Your instructions. Scan the material for the word "Kilograms", and copy each line where it shows up.

Record set.

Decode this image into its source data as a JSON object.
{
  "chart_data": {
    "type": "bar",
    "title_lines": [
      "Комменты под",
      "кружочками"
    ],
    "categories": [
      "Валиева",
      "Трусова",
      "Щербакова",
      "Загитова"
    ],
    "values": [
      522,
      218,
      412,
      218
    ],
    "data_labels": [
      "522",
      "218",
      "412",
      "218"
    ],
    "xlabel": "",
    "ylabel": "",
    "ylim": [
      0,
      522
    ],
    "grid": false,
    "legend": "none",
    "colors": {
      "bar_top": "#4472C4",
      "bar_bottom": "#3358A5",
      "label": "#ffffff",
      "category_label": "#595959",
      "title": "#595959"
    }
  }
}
--
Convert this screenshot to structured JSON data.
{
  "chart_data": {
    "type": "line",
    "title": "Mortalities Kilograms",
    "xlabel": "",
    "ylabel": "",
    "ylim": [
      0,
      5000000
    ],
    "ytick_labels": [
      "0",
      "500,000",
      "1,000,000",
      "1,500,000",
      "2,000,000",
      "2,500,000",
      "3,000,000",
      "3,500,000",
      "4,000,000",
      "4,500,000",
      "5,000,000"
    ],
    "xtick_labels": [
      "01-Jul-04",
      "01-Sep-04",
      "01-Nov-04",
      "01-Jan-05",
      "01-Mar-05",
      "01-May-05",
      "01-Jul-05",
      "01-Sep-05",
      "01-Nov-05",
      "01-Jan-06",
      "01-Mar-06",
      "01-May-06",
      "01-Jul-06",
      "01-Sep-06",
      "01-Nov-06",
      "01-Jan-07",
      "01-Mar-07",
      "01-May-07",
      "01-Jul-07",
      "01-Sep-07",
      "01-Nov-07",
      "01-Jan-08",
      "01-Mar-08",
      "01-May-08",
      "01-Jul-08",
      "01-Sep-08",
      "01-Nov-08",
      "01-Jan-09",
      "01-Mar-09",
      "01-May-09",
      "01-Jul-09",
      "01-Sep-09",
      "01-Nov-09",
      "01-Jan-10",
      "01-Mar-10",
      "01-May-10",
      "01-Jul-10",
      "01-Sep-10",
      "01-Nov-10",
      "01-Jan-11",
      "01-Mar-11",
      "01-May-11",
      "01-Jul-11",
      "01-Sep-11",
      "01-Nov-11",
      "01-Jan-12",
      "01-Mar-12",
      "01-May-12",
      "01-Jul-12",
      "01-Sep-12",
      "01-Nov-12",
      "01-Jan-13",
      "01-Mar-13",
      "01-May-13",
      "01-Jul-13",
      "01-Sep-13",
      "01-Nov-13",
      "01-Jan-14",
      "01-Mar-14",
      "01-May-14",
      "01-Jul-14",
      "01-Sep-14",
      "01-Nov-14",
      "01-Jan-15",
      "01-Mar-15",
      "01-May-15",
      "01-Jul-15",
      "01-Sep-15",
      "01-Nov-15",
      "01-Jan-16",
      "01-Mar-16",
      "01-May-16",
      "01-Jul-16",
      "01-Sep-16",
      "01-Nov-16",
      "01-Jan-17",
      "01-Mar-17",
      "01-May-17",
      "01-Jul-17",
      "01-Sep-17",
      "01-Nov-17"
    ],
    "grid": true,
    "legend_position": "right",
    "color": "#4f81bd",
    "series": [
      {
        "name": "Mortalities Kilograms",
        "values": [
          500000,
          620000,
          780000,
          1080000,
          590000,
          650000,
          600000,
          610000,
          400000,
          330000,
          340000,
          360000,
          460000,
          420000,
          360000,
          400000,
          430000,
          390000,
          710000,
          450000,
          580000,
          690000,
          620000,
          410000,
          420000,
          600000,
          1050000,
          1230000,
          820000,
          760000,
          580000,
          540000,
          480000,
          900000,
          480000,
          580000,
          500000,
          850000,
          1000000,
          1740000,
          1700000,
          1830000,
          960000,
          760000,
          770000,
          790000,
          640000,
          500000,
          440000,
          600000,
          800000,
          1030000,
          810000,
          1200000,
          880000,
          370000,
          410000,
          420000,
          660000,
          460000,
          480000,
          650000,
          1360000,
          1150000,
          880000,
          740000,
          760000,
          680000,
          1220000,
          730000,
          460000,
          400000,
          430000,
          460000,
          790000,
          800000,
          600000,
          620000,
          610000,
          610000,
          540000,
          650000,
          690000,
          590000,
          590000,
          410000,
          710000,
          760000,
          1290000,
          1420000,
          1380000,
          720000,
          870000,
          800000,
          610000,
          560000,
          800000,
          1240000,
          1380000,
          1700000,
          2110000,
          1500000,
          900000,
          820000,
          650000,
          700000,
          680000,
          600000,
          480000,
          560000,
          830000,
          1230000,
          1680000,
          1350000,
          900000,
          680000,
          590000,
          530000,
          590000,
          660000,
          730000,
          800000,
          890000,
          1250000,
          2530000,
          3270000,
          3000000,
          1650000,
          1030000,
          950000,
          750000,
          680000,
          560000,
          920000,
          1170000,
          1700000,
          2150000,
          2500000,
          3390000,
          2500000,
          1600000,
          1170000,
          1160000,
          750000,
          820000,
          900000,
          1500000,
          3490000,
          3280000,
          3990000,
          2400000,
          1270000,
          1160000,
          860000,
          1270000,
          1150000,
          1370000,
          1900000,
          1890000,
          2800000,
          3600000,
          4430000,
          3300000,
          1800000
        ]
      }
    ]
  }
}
* * *
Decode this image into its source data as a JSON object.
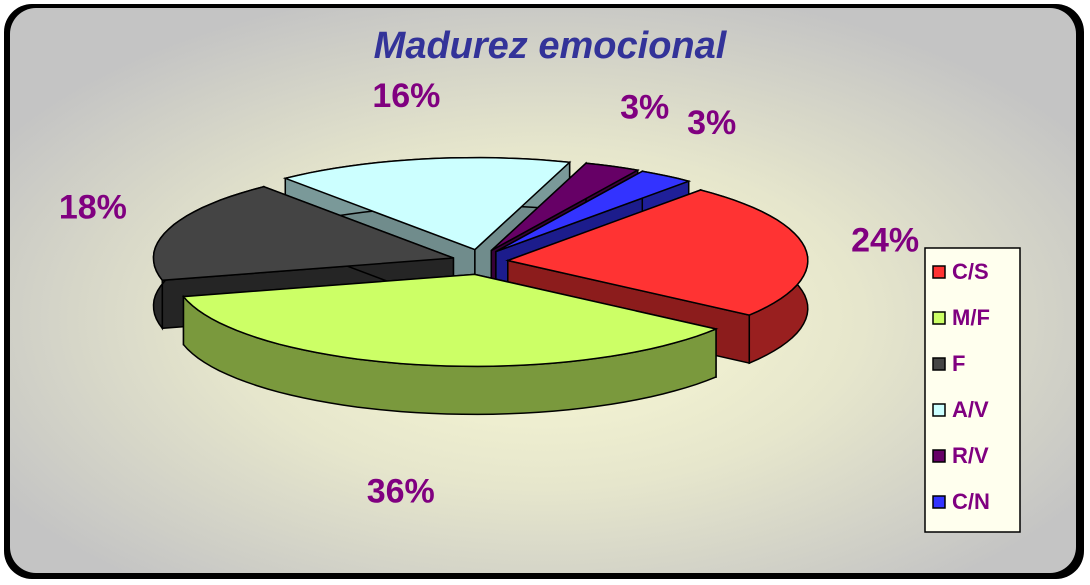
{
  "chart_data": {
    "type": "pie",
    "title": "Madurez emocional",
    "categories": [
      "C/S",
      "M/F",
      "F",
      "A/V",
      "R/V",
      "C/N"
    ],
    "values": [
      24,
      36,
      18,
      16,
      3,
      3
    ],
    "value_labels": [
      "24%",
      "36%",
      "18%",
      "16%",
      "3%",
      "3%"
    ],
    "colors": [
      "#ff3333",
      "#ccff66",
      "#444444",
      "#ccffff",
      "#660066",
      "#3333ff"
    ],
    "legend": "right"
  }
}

Correct result.
    "title": "Mortalities Kilograms",
        "name": "Mortalities Kilograms",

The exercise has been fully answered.